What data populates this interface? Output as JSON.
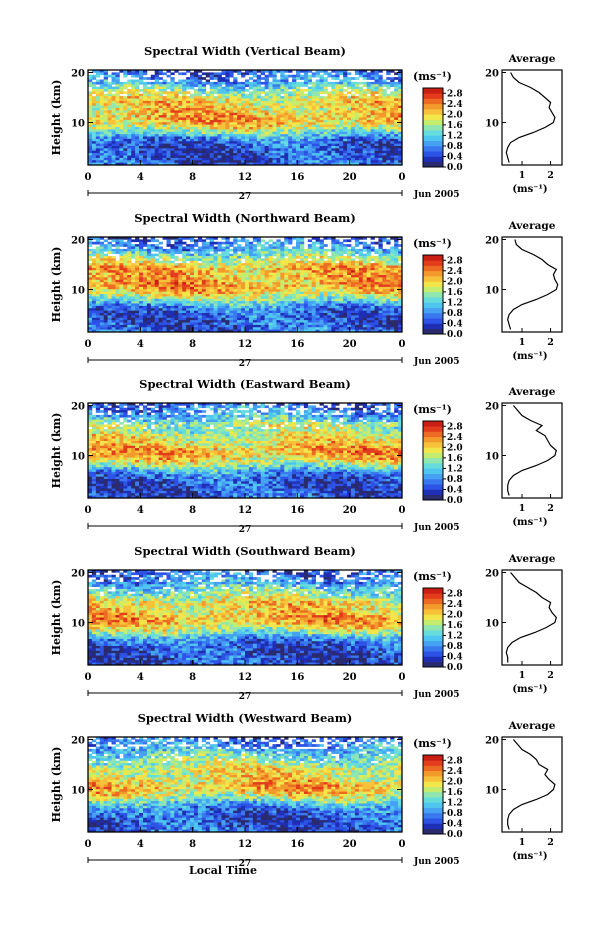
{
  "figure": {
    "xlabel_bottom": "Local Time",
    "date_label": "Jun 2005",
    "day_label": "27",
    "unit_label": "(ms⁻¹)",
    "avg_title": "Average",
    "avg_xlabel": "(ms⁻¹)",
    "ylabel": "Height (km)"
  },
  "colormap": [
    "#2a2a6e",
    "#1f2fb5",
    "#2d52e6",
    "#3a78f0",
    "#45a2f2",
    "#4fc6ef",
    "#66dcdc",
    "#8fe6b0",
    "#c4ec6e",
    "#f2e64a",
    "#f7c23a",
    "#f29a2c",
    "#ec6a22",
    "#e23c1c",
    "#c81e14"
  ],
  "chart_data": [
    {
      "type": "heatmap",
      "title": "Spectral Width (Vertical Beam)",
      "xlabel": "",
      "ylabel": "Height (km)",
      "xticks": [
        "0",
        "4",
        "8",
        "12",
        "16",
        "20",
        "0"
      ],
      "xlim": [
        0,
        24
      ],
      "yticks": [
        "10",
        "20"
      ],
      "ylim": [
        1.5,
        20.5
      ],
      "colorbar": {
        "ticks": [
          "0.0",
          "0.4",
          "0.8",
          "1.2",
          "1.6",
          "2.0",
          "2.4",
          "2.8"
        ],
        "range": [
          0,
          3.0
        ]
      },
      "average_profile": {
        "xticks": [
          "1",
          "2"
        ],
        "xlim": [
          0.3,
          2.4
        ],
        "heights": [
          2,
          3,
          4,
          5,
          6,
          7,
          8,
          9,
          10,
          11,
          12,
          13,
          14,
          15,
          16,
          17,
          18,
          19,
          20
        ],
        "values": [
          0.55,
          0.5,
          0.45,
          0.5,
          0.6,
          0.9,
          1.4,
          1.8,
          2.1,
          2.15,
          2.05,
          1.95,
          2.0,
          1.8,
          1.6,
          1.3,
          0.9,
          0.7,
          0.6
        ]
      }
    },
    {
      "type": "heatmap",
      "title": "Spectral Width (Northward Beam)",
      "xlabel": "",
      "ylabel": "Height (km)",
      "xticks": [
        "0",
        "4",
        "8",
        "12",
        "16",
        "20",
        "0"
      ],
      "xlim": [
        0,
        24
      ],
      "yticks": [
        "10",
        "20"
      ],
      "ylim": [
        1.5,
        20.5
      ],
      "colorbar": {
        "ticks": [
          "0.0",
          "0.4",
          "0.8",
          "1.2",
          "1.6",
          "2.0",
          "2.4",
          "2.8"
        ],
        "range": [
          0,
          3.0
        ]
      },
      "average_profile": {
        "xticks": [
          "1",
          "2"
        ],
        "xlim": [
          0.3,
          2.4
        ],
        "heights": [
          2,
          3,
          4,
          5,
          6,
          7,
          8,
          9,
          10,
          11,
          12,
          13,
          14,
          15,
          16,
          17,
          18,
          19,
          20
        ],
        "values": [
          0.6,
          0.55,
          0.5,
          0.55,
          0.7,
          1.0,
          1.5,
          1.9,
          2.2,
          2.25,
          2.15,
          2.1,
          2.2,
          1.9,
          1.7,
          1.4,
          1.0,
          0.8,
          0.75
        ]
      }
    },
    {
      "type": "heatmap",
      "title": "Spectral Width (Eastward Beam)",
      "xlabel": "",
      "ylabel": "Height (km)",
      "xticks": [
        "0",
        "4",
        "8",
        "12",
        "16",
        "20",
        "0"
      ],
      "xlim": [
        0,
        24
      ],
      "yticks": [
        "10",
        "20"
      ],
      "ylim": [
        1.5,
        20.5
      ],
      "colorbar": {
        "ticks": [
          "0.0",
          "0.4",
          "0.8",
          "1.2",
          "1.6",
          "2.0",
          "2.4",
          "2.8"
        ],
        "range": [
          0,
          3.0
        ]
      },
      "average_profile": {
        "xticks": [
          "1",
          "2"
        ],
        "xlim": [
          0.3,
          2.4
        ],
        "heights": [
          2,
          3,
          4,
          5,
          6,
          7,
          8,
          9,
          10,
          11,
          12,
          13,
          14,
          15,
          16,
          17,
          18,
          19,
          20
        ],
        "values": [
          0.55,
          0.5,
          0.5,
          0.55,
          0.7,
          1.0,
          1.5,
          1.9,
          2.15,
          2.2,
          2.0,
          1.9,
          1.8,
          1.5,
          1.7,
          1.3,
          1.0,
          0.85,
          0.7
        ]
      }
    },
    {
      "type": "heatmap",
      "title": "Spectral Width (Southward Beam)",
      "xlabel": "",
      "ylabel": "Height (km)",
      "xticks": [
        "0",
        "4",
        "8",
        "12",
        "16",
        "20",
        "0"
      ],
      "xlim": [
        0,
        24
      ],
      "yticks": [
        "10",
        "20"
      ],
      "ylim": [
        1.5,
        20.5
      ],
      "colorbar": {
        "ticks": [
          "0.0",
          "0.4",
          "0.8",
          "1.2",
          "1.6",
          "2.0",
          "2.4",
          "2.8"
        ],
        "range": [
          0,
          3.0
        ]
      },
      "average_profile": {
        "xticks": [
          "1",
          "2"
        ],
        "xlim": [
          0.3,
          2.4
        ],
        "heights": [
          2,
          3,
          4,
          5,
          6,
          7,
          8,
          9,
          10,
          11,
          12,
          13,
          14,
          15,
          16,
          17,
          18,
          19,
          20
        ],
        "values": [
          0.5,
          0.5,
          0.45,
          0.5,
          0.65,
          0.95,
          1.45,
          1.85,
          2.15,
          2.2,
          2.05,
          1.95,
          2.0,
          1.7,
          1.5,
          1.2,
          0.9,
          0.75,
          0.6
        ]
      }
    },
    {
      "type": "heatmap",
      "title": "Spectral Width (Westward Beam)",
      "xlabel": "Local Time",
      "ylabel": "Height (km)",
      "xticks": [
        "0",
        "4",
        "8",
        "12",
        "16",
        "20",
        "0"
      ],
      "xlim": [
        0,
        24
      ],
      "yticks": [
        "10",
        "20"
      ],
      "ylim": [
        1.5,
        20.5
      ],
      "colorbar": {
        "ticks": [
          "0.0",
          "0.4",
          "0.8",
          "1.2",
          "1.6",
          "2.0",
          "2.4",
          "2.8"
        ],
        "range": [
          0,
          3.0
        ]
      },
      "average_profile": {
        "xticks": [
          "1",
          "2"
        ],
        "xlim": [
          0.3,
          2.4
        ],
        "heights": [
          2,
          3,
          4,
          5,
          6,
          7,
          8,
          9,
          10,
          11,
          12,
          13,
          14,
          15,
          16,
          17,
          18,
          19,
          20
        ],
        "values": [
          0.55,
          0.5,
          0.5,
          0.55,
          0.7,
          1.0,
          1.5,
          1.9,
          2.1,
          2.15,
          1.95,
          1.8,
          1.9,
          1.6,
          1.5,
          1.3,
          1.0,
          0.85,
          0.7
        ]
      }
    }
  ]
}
* * *
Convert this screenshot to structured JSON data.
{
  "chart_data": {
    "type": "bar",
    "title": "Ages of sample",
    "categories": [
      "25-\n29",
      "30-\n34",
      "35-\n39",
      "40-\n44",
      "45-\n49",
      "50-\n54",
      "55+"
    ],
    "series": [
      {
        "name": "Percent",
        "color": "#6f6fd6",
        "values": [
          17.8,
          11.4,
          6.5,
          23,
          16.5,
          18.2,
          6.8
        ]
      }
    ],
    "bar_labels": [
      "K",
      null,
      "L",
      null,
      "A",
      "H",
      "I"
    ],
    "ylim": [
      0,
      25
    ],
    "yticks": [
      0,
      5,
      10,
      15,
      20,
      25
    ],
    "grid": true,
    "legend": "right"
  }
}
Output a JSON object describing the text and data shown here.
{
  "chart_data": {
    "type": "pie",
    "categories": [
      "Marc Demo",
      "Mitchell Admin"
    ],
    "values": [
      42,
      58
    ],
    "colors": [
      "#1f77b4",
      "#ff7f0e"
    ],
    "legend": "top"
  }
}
==
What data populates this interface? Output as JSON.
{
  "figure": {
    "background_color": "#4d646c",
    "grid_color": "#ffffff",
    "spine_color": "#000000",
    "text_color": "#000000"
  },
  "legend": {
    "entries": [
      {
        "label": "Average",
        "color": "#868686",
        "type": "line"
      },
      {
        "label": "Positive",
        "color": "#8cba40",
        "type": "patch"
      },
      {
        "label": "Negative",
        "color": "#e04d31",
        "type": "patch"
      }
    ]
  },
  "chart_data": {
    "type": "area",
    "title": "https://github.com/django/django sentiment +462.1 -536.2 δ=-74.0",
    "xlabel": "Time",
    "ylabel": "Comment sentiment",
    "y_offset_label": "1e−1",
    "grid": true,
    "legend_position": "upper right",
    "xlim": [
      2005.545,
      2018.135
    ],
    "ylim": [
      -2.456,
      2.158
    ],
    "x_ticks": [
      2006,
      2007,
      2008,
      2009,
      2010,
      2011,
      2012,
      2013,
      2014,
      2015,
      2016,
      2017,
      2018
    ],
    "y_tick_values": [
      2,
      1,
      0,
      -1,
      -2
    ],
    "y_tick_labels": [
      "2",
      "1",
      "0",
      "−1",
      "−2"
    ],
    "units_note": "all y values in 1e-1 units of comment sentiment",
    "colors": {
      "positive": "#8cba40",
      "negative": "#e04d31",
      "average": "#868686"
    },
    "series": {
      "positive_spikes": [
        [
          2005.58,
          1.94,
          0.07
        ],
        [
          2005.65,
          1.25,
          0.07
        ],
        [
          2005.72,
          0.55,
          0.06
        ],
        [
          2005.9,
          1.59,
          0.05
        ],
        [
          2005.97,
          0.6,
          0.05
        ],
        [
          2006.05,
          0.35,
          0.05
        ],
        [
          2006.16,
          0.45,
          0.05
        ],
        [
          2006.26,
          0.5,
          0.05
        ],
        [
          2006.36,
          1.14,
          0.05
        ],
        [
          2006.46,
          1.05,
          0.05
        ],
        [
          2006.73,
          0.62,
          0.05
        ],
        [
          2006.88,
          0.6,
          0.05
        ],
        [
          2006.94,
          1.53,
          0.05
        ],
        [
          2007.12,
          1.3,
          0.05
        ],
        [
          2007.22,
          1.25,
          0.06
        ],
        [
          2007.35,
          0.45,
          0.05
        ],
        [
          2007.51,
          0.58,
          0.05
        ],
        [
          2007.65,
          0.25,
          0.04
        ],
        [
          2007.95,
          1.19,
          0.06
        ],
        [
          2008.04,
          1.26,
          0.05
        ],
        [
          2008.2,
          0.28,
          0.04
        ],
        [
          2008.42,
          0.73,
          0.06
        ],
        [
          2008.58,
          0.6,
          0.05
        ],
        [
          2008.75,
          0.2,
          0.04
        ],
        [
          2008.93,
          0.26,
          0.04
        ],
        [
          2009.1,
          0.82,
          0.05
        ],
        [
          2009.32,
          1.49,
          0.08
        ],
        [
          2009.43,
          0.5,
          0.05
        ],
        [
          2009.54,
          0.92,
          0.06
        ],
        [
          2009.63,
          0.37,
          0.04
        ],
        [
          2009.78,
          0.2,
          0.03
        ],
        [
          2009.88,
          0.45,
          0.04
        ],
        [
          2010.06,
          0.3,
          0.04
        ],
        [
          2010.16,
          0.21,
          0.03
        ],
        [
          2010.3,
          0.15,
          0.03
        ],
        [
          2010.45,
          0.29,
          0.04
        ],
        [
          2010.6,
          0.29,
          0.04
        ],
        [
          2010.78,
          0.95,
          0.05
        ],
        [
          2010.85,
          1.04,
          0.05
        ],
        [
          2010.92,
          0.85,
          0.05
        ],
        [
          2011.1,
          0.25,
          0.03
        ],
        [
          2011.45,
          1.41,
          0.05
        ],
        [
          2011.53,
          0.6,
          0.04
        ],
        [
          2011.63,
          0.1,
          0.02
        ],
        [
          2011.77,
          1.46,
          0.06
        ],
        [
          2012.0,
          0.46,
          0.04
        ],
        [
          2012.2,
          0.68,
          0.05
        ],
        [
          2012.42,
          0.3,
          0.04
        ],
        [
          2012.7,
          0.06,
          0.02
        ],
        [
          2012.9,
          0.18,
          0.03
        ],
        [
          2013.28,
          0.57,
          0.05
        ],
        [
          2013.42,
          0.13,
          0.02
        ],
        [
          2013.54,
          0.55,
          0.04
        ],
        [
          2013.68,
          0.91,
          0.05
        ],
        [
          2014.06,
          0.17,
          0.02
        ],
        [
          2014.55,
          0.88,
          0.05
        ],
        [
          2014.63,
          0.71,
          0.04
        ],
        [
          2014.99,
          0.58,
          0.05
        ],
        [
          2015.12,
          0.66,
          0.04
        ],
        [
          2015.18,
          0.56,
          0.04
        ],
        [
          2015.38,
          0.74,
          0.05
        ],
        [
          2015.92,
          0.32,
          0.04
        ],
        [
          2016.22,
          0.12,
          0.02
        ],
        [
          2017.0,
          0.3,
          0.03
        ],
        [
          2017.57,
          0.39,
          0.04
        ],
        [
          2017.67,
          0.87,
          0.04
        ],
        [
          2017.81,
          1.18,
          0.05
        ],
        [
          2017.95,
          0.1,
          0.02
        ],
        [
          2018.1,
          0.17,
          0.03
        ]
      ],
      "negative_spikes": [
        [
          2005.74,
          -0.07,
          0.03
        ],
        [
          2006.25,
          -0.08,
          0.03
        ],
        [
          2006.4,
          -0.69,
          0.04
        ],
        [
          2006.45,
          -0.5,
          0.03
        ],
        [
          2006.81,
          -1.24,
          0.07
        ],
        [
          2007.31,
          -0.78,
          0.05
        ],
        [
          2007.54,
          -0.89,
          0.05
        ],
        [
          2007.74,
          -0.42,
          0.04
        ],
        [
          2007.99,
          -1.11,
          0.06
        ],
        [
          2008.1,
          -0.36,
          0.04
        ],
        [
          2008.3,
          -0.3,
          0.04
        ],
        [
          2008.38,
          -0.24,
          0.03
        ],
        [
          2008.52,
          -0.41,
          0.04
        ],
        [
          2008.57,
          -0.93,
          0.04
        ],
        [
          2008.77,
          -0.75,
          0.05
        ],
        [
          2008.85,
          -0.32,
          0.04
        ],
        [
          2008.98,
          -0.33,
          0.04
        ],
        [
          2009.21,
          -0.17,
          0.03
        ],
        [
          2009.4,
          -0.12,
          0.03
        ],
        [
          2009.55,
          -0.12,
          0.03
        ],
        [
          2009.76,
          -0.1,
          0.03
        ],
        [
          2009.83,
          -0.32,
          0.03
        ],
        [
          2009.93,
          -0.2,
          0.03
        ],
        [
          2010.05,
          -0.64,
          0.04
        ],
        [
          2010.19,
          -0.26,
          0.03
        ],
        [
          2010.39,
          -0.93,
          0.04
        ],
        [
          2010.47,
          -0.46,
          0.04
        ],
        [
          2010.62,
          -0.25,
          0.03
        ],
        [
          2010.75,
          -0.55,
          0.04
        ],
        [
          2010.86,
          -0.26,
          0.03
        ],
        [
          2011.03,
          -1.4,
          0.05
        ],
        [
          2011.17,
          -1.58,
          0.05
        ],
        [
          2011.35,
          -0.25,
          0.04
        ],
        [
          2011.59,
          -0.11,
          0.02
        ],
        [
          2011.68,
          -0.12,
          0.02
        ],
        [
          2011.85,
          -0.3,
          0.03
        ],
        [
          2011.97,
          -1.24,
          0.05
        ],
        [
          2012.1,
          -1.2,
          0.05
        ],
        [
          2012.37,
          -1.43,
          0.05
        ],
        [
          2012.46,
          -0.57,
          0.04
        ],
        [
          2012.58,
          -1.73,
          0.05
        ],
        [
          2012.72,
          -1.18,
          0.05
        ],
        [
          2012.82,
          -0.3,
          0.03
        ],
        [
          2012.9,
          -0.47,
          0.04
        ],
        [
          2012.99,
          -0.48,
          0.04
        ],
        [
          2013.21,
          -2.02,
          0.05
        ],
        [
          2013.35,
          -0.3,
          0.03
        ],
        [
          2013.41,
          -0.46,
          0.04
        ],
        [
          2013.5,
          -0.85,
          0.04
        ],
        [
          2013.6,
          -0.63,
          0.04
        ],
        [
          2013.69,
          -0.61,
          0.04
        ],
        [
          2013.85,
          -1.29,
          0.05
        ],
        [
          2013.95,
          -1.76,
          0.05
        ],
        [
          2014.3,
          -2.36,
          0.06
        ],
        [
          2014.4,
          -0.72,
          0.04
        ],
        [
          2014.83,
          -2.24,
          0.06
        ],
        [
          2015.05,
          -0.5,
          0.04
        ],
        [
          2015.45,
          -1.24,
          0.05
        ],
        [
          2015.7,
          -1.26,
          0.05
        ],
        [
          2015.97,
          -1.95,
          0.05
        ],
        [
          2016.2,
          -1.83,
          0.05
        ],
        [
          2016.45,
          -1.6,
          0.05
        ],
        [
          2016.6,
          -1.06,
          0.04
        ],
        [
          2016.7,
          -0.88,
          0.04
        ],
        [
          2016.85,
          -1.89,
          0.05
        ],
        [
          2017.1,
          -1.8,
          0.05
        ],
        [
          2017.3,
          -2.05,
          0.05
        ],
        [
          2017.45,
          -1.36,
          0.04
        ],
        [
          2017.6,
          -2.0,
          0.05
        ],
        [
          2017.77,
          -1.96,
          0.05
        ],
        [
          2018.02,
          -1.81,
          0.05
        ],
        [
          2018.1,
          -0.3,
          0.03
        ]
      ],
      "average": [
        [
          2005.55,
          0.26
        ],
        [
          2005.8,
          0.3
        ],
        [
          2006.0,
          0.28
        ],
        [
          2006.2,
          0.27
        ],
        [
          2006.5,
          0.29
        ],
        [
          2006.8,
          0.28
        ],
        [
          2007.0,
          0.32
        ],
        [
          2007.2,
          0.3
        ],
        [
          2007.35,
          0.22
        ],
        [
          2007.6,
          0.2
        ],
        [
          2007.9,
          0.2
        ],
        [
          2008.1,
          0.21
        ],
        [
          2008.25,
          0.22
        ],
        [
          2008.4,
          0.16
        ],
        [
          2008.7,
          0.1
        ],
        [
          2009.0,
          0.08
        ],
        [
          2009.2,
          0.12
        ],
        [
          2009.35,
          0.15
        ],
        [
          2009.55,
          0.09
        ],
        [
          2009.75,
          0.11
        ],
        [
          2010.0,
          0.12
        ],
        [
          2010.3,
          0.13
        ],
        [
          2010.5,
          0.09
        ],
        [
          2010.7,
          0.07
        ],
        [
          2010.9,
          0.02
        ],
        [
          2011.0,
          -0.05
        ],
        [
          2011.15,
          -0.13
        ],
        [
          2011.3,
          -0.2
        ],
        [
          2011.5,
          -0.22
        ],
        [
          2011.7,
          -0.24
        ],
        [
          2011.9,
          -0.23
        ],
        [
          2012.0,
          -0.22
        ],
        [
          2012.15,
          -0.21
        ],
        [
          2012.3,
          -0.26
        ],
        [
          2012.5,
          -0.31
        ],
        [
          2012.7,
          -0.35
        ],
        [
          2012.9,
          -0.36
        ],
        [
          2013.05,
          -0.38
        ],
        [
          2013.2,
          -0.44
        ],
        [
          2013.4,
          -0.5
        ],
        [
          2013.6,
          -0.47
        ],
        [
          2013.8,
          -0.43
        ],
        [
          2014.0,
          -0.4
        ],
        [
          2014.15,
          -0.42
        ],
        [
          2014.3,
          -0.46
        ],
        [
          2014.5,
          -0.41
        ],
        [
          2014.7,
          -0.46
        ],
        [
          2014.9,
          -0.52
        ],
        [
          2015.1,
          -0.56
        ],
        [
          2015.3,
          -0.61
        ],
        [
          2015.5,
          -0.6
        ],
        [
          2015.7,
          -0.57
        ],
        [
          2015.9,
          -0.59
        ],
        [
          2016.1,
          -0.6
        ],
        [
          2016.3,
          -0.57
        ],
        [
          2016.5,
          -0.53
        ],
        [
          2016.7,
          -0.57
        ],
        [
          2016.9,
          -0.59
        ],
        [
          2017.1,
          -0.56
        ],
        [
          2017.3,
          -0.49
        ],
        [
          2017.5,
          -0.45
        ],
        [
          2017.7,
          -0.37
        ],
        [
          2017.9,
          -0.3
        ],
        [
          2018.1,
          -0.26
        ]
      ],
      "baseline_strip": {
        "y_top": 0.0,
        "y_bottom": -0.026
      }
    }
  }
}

Written request -
Check every line in the material above for the string "Width", then give only the number of lines that have it.

Solved problem -
5